[Items listed in a dataset]
○ ○ ○
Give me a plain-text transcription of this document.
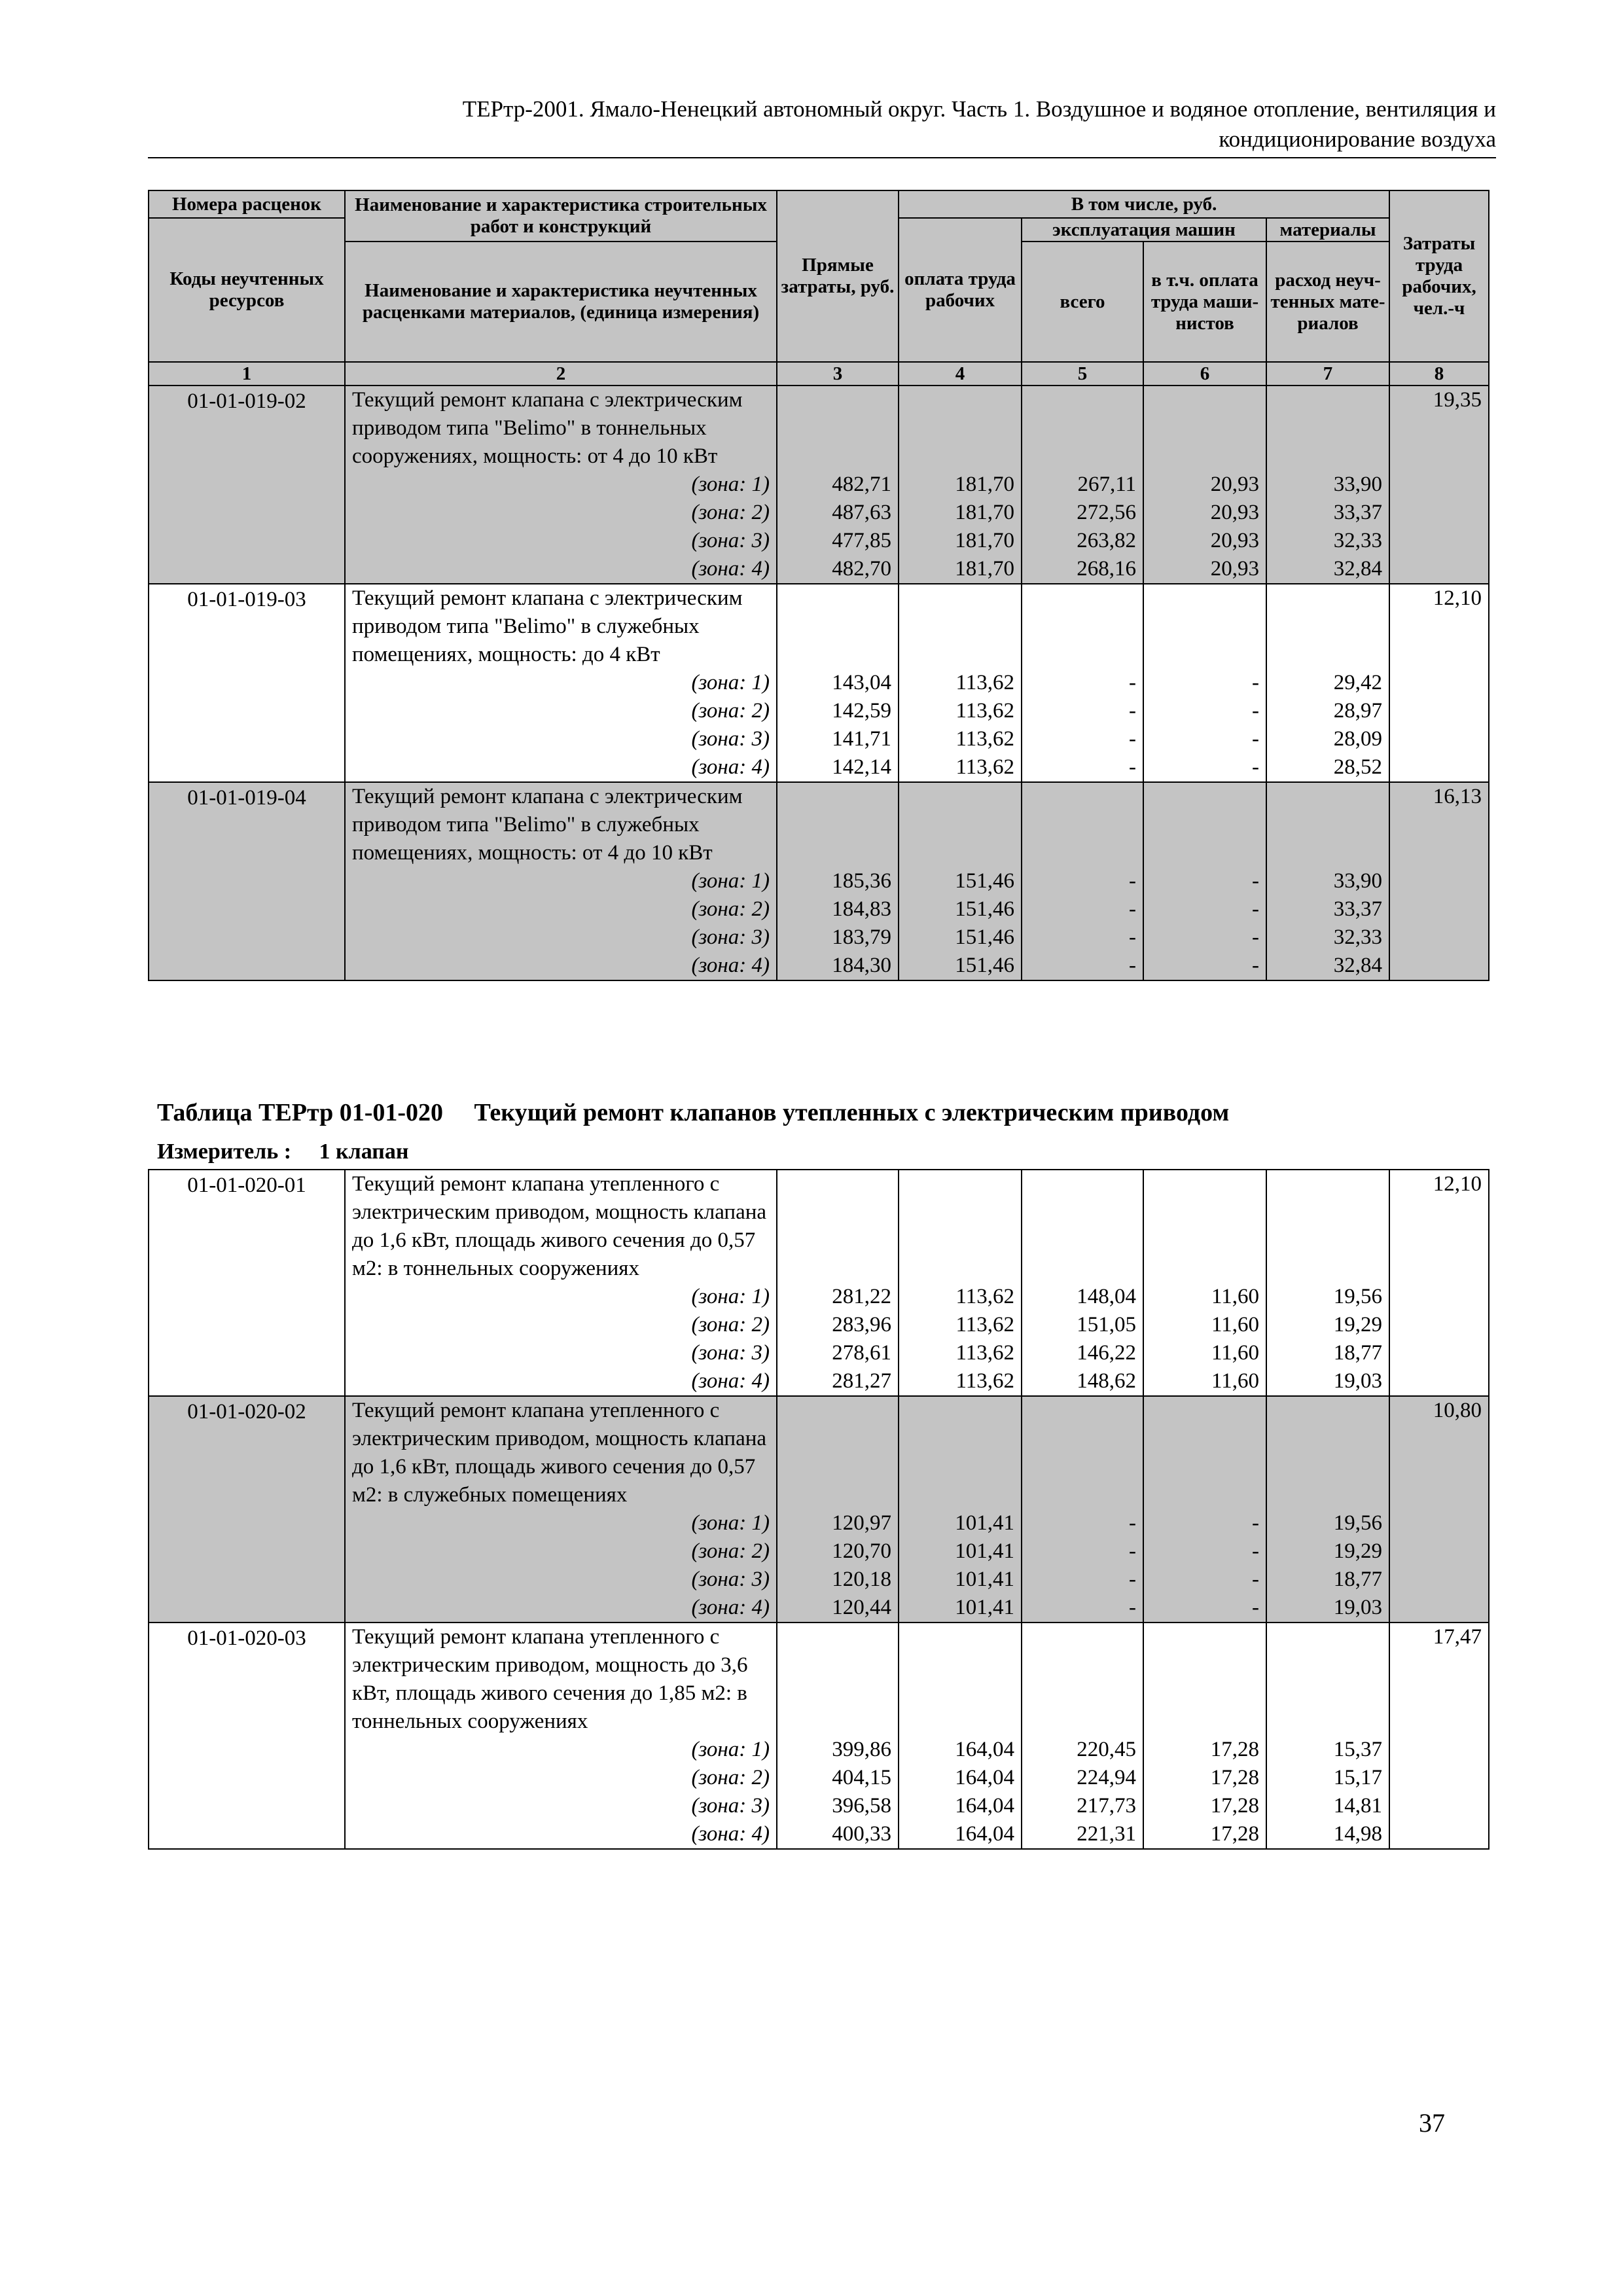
ТЕРтр-2001. Ямало-Ненецкий автономный округ. Часть 1. Воздушное и водяное отопление, вентиляция и
кондиционирование воздуха
Номера расценок	Наименование и характеристика строительных работ и конструкций	Прямые затраты, руб.	В том числе, руб.				Затраты труда рабочих, чел.-ч
Коды неучтенных ресурсов			оплата труда рабочих	эксплуатация машин		материалы	
	Наименование и характеристика неучтенных расценками материалов, (единица измерения)			всего	в т.ч. оплата труда маши-нистов	расход неуч-тенных мате-риалов	
1	2	3	4	5	6	7	8
01-01-019-02	Текущий ремонт клапана с электрическим приводом типа "Belimo" в тоннельных сооружениях, мощность: от 4 до 10 кВт						19,35
	(зона: 1)	482,71	181,70	267,11	20,93	33,90	
	(зона: 2)	487,63	181,70	272,56	20,93	33,37	
	(зона: 3)	477,85	181,70	263,82	20,93	32,33	
	(зона: 4)	482,70	181,70	268,16	20,93	32,84	
01-01-019-03	Текущий ремонт клапана с электрическим приводом типа "Belimo" в служебных помещениях, мощность: до 4 кВт						12,10
	(зона: 1)	143,04	113,62	-	-	29,42	
	(зона: 2)	142,59	113,62	-	-	28,97	
	(зона: 3)	141,71	113,62	-	-	28,09	
	(зона: 4)	142,14	113,62	-	-	28,52	
01-01-019-04	Текущий ремонт клапана с электрическим приводом типа "Belimo" в служебных помещениях, мощность: от 4 до 10 кВт						16,13
	(зона: 1)	185,36	151,46	-	-	33,90	
	(зона: 2)	184,83	151,46	-	-	33,37	
	(зона: 3)	183,79	151,46	-	-	32,33	
	(зона: 4)	184,30	151,46	-	-	32,84	
Таблица ТЕРтр 01-01-020     Текущий ремонт клапанов утепленных с электрическим приводом
Измеритель :     1 клапан
01-01-020-01	Текущий ремонт клапана утепленного с электрическим приводом, мощность клапана до 1,6 кВт, площадь живого сечения до 0,57 м2: в тоннельных сооружениях						12,10
	(зона: 1)	281,22	113,62	148,04	11,60	19,56	
	(зона: 2)	283,96	113,62	151,05	11,60	19,29	
	(зона: 3)	278,61	113,62	146,22	11,60	18,77	
	(зона: 4)	281,27	113,62	148,62	11,60	19,03	
01-01-020-02	Текущий ремонт клапана утепленного с электрическим приводом, мощность клапана до 1,6 кВт, площадь живого сечения до 0,57 м2: в служебных помещениях						10,80
	(зона: 1)	120,97	101,41	-	-	19,56	
	(зона: 2)	120,70	101,41	-	-	19,29	
	(зона: 3)	120,18	101,41	-	-	18,77	
	(зона: 4)	120,44	101,41	-	-	19,03	
01-01-020-03	Текущий ремонт клапана утепленного с электрическим приводом, мощность до 3,6 кВт, площадь живого сечения до 1,85 м2: в тоннельных сооружениях						17,47
	(зона: 1)	399,86	164,04	220,45	17,28	15,37	
	(зона: 2)	404,15	164,04	224,94	17,28	15,17	
	(зона: 3)	396,58	164,04	217,73	17,28	14,81	
	(зона: 4)	400,33	164,04	221,31	17,28	14,98	
37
○ ○ ○
Gather, from the listing above, every line carrying the word "служебных".

01-01-019-03	Текущий ремонт клапана с электрическим приводом типа "Belimo" в служебных помещениях, мощность: до 4 кВт						12,10
01-01-019-04	Текущий ремонт клапана с электрическим приводом типа "Belimo" в служебных помещениях, мощность: от 4 до 10 кВт						16,13
01-01-020-02	Текущий ремонт клапана утепленного с электрическим приводом, мощность клапана до 1,6 кВт, площадь живого сечения до 0,57 м2: в служебных помещениях						10,80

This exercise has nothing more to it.